[Dataset items]
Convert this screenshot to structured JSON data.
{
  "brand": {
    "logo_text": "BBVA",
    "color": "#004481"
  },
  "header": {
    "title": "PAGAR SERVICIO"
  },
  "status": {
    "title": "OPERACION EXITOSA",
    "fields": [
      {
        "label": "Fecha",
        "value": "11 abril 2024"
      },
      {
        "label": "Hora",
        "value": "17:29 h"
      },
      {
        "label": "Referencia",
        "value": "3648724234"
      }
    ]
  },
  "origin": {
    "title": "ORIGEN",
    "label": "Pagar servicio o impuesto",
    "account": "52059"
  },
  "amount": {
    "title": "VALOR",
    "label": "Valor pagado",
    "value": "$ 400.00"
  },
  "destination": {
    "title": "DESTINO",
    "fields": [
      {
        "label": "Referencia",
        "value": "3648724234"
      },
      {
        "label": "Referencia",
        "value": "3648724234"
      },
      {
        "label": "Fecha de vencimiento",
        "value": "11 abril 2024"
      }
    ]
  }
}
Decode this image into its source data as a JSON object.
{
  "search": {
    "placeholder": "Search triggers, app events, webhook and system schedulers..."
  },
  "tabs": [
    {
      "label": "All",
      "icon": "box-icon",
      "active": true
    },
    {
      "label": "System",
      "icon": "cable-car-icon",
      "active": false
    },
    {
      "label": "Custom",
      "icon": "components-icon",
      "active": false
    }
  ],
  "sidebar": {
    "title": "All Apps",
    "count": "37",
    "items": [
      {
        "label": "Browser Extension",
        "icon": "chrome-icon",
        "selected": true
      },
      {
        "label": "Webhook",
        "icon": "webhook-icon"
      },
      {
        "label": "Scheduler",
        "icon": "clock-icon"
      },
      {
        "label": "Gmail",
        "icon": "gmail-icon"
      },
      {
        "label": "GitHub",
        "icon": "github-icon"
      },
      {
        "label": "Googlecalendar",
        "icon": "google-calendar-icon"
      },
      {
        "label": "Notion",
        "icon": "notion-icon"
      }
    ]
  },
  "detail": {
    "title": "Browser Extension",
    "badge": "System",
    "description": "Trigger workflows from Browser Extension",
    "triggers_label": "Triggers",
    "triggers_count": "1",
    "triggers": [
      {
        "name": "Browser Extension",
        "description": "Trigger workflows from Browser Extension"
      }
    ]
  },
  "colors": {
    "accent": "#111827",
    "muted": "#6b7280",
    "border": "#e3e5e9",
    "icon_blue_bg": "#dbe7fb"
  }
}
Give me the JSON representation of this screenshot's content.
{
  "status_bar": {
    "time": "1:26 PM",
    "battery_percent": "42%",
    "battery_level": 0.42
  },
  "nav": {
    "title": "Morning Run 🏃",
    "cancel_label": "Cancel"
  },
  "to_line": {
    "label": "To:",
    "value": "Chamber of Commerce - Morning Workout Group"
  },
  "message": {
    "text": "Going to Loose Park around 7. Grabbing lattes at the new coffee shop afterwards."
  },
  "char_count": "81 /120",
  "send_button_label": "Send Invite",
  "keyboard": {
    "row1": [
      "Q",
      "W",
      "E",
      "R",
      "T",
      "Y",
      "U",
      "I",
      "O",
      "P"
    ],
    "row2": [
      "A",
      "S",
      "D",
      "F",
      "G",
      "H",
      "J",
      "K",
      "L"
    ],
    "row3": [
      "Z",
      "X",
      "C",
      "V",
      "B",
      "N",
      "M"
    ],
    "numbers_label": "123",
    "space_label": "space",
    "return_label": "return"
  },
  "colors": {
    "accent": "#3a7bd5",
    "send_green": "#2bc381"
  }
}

**Prompt:** Within the material above, find the lines that contain the word "screenshot"; copy them.

**The output:**
Convert this screenshot to structured JSON data.
Give me the JSON representation of this screenshot's content.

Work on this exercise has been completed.